─── Supplied information ───
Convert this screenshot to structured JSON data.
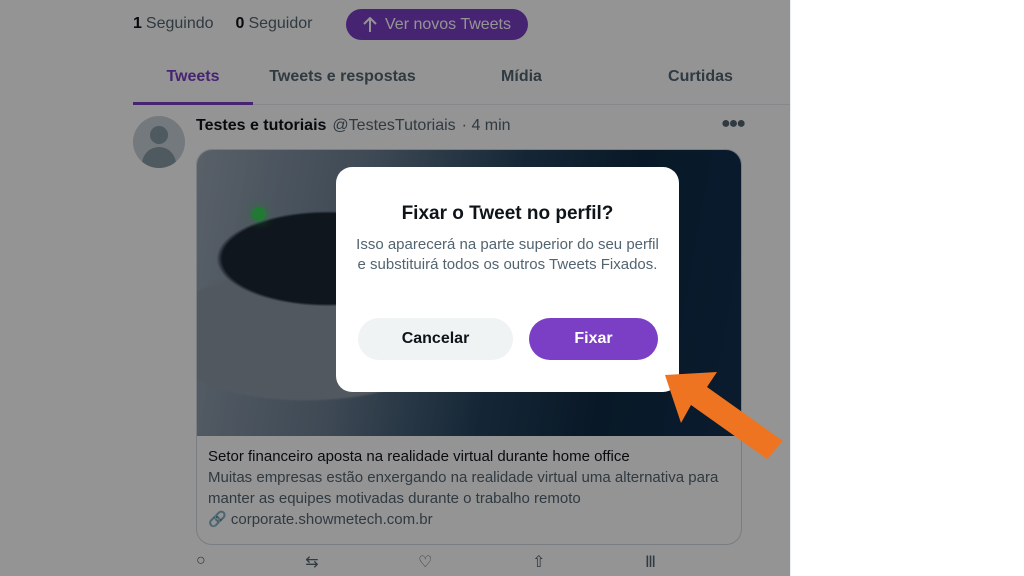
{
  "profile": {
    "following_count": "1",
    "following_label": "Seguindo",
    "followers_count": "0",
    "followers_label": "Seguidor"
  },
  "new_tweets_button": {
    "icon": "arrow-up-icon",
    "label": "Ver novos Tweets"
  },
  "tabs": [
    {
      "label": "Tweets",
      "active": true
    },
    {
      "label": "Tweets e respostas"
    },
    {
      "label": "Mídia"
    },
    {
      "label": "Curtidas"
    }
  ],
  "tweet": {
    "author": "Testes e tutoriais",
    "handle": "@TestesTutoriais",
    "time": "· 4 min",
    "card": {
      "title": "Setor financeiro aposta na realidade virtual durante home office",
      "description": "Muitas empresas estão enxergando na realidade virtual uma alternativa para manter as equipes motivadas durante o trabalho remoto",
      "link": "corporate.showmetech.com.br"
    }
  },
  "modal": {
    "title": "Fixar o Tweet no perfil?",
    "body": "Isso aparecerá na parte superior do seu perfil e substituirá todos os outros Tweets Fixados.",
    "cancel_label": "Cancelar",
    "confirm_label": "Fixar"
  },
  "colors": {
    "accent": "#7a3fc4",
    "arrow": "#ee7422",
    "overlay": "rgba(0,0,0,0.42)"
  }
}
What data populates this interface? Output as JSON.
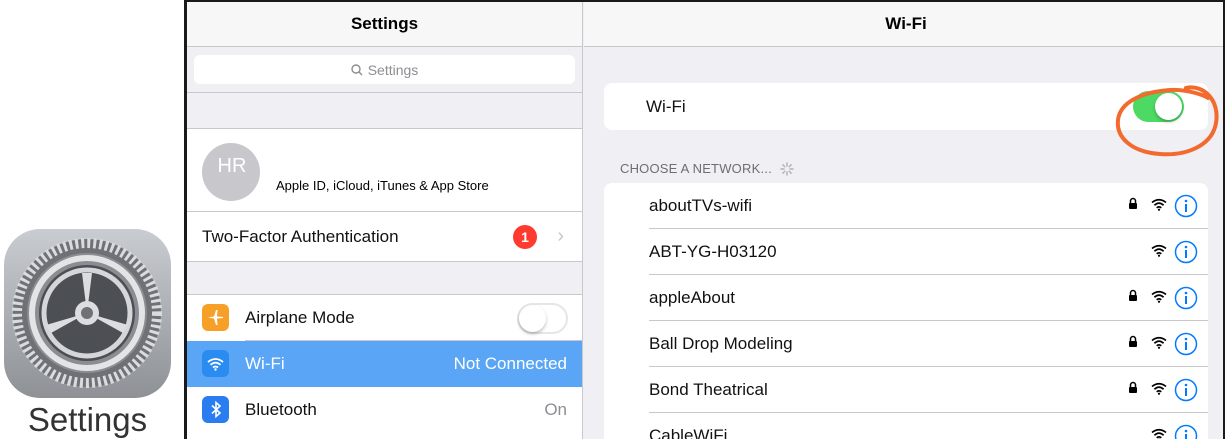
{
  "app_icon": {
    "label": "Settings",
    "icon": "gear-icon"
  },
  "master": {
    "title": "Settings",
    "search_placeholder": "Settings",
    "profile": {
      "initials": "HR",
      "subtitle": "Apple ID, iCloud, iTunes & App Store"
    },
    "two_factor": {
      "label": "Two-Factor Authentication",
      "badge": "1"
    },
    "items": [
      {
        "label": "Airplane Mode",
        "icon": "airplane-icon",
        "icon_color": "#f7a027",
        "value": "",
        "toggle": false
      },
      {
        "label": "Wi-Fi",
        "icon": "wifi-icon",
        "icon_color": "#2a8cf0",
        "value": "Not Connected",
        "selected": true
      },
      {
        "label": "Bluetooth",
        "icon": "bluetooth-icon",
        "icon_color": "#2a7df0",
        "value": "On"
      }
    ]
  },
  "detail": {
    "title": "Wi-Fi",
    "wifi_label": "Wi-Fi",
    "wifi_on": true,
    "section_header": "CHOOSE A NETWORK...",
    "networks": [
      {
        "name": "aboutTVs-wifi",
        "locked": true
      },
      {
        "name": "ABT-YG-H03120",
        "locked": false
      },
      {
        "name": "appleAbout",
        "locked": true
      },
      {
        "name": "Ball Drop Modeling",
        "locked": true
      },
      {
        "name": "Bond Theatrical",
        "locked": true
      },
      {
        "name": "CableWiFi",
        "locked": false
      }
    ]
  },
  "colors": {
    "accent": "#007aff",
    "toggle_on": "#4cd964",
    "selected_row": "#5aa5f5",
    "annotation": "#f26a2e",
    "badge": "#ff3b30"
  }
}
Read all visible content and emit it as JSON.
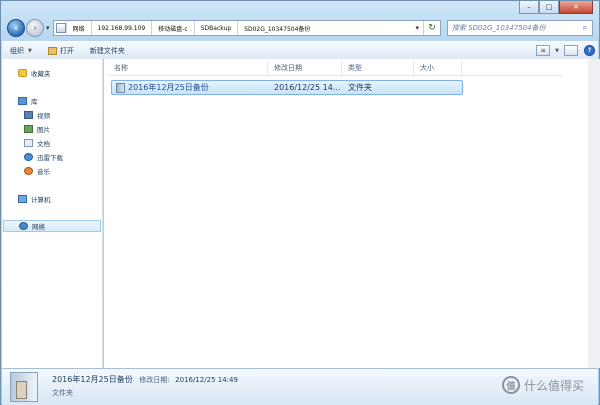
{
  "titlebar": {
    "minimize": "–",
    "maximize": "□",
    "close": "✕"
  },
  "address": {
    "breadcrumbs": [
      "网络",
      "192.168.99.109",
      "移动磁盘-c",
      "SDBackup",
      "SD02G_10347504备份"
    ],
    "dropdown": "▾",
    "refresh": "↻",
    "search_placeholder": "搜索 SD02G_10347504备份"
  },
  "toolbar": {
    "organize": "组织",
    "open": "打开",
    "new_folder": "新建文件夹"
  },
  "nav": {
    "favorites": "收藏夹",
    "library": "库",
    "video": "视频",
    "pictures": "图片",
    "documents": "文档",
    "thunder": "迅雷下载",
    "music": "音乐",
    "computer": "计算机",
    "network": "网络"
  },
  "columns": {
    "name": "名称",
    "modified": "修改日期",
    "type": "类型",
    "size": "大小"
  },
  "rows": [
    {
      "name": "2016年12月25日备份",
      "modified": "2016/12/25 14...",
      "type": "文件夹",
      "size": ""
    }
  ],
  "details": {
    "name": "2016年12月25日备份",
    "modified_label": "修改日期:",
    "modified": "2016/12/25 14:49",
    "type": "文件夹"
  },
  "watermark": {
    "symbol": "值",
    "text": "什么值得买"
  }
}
───
From the listing, copy each line containing the word "data".

**Solved problem**
Convert this screenshot to structured JSON data.
What data populates this interface? Output as JSON.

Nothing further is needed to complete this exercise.